— Begin TASK INPUTS —
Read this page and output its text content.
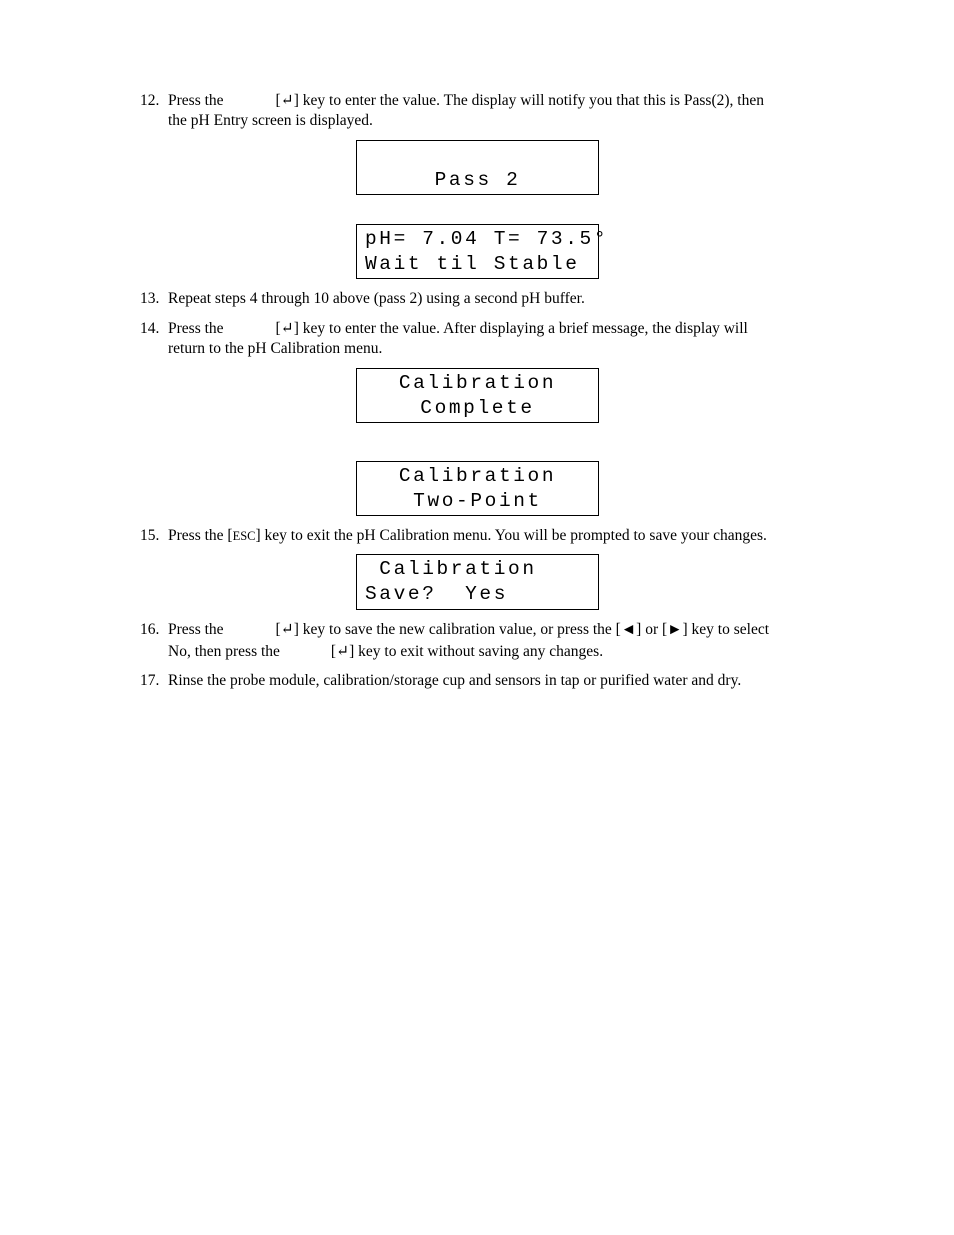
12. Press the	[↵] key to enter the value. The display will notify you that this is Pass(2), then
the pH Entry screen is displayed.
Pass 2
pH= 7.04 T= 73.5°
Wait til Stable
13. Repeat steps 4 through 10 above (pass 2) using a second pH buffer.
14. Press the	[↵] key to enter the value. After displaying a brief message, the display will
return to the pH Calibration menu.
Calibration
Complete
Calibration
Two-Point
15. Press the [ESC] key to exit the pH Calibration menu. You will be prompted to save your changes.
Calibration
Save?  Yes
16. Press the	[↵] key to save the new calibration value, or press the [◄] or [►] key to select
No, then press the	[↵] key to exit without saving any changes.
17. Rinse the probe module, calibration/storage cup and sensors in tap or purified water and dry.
— End TASK INPUTS —
— Begin TASK INPUTS —
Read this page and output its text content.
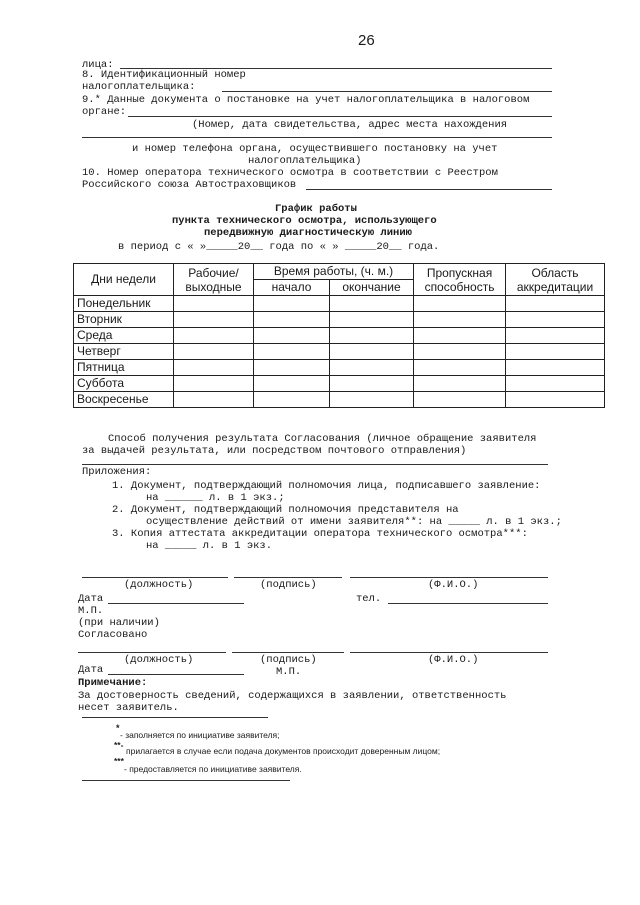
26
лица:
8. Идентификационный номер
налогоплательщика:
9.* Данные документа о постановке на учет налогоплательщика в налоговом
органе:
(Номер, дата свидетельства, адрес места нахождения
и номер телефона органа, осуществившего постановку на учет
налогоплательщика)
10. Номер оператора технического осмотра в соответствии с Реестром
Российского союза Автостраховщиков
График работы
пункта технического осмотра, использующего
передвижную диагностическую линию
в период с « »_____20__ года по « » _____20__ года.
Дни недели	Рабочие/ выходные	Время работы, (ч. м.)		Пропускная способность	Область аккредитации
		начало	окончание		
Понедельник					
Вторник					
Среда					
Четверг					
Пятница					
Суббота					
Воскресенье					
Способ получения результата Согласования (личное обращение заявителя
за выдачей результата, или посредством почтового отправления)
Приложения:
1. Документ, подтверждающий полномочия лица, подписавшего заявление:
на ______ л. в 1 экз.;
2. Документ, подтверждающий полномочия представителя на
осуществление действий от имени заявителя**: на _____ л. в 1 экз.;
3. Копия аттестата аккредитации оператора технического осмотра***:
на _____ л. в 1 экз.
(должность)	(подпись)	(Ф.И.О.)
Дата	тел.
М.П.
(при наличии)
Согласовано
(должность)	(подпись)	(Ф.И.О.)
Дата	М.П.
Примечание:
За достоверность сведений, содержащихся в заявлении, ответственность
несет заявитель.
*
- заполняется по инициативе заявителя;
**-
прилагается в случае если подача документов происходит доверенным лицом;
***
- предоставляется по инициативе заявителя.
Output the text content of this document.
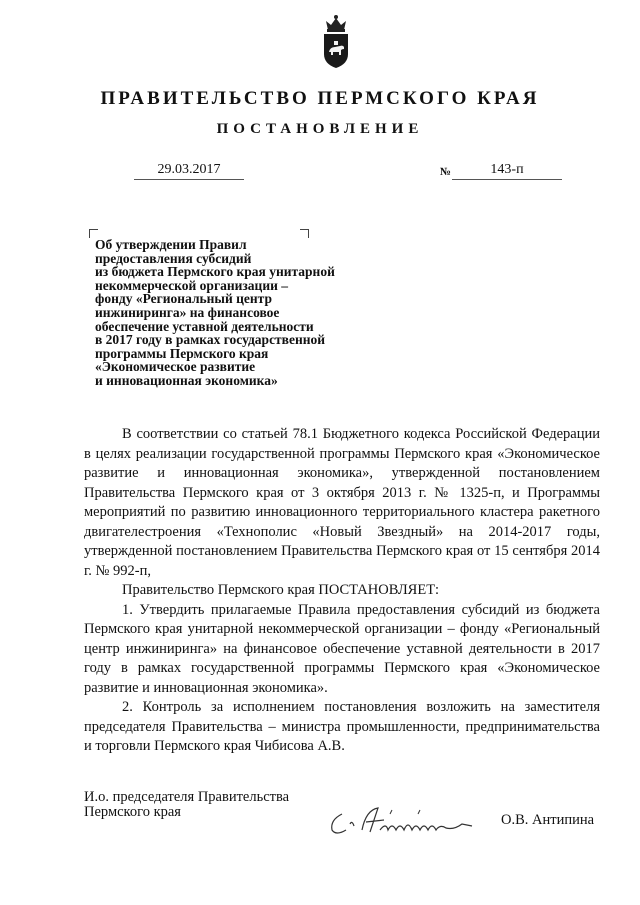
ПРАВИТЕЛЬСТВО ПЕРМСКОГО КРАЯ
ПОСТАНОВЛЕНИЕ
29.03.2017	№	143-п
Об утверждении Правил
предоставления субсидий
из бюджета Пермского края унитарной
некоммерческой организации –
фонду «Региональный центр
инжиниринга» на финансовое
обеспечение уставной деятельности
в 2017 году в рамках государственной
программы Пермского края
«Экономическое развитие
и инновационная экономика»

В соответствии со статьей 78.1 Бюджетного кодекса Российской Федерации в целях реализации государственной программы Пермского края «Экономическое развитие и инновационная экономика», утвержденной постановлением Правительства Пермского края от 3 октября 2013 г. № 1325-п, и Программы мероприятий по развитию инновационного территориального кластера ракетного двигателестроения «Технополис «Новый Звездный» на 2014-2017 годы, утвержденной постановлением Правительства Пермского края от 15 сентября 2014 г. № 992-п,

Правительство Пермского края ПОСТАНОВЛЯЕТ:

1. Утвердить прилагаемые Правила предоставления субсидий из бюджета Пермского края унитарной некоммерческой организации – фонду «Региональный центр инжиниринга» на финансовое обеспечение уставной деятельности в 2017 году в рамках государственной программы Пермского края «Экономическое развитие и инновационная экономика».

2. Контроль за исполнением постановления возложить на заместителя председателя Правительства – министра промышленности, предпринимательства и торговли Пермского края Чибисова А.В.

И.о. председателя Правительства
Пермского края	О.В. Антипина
— End TASK INPUTS —
▶ _TASK DETAILS_:
Check each line in the records for the word "учет" and say how many have it, with nothing else.

▶ _RESULT FOR THIS TASK_:
2